Print the lines from the line with "scatter-point-wave1 <box>176 418" to the line with "cell-mark <box>349 210 357 218</box>", both included, without changing them.

**EXTRACTED RECORDS**
--- --- ---

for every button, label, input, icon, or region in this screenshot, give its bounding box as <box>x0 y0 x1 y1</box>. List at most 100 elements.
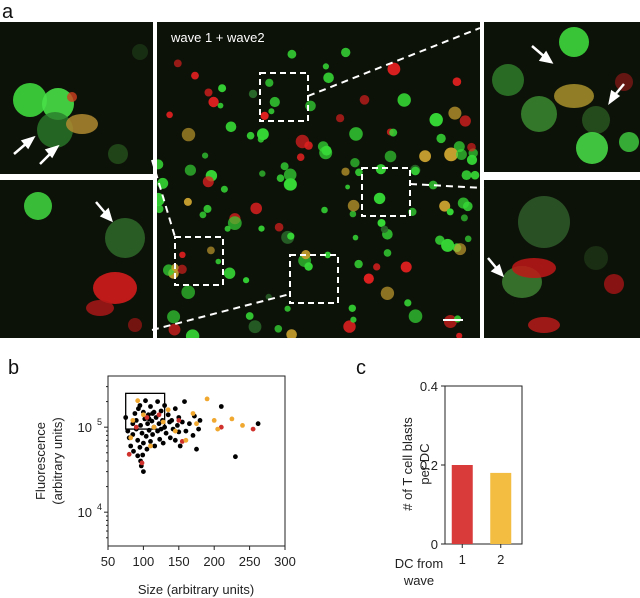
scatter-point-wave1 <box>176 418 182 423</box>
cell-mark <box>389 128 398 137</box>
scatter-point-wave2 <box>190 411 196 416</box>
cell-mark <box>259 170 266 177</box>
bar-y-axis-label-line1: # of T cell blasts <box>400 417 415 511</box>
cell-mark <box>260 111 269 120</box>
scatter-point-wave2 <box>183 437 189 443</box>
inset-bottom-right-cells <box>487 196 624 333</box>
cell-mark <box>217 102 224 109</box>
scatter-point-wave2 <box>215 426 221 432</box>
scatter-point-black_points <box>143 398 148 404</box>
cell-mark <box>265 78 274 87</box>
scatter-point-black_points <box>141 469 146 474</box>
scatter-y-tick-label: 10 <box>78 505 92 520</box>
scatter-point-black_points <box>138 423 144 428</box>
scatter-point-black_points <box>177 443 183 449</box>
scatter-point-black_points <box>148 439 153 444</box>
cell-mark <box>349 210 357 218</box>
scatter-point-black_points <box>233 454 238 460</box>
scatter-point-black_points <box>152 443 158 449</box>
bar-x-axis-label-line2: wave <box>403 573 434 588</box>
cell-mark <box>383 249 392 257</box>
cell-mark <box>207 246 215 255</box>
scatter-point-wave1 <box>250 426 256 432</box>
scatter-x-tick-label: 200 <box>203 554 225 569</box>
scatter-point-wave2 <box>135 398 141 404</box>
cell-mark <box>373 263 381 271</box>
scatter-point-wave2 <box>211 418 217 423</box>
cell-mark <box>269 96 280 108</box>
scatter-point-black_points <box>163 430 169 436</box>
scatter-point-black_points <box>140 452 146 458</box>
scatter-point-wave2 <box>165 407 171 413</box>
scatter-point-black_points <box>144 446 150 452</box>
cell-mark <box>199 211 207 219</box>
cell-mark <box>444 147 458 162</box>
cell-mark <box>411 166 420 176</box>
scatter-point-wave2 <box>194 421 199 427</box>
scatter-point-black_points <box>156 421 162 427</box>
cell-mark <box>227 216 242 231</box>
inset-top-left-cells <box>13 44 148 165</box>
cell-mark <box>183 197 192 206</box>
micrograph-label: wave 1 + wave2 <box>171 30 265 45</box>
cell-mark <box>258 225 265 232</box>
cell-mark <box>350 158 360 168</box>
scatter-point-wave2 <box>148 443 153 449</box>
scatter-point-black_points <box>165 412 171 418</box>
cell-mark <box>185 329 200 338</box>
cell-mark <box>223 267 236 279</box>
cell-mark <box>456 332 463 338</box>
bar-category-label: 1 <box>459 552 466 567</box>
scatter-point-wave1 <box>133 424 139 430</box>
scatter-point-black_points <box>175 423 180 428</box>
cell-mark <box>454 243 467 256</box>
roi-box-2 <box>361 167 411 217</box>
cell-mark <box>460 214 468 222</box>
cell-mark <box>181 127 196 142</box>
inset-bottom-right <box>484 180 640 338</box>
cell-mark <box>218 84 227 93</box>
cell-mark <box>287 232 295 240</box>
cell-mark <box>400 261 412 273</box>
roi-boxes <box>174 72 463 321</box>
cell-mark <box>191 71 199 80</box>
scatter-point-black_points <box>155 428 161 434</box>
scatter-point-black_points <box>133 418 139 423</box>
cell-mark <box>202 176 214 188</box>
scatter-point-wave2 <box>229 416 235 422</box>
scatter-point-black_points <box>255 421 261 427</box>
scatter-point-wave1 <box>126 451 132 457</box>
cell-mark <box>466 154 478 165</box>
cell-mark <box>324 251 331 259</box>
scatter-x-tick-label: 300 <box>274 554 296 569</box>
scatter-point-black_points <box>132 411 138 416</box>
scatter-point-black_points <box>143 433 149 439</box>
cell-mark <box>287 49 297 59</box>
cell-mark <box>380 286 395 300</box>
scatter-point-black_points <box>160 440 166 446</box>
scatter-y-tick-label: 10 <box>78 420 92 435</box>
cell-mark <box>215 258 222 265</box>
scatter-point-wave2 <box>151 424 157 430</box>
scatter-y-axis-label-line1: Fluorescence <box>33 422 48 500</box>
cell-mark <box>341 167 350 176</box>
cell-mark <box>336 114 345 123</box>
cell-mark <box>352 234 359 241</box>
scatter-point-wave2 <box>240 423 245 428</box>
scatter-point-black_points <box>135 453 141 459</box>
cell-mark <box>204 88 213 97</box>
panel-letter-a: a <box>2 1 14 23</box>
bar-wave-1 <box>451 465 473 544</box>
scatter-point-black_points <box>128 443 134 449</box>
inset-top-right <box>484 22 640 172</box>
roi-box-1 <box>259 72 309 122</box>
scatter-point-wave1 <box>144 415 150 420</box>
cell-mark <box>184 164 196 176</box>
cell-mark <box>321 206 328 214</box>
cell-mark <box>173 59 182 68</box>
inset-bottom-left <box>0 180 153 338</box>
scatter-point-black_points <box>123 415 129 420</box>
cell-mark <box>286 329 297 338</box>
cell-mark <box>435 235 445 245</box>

--- --- ---

**THE REPLY**
scatter-point-wave1 <box>176 418 182 423</box>
cell-mark <box>389 128 398 137</box>
scatter-point-wave2 <box>190 411 196 416</box>
cell-mark <box>259 170 266 177</box>
bar-y-axis-label-line1: # of T cell blasts <box>400 417 415 511</box>
cell-mark <box>260 111 269 120</box>
scatter-point-wave2 <box>183 437 189 443</box>
inset-bottom-right-cells <box>487 196 624 333</box>
cell-mark <box>217 102 224 109</box>
scatter-point-wave2 <box>215 426 221 432</box>
scatter-point-black_points <box>143 398 148 404</box>
cell-mark <box>265 78 274 87</box>
scatter-point-black_points <box>141 469 146 474</box>
scatter-y-tick-label: 10 <box>78 505 92 520</box>
scatter-point-black_points <box>138 423 144 428</box>
scatter-point-black_points <box>177 443 183 449</box>
scatter-point-black_points <box>148 439 153 444</box>
cell-mark <box>349 210 357 218</box>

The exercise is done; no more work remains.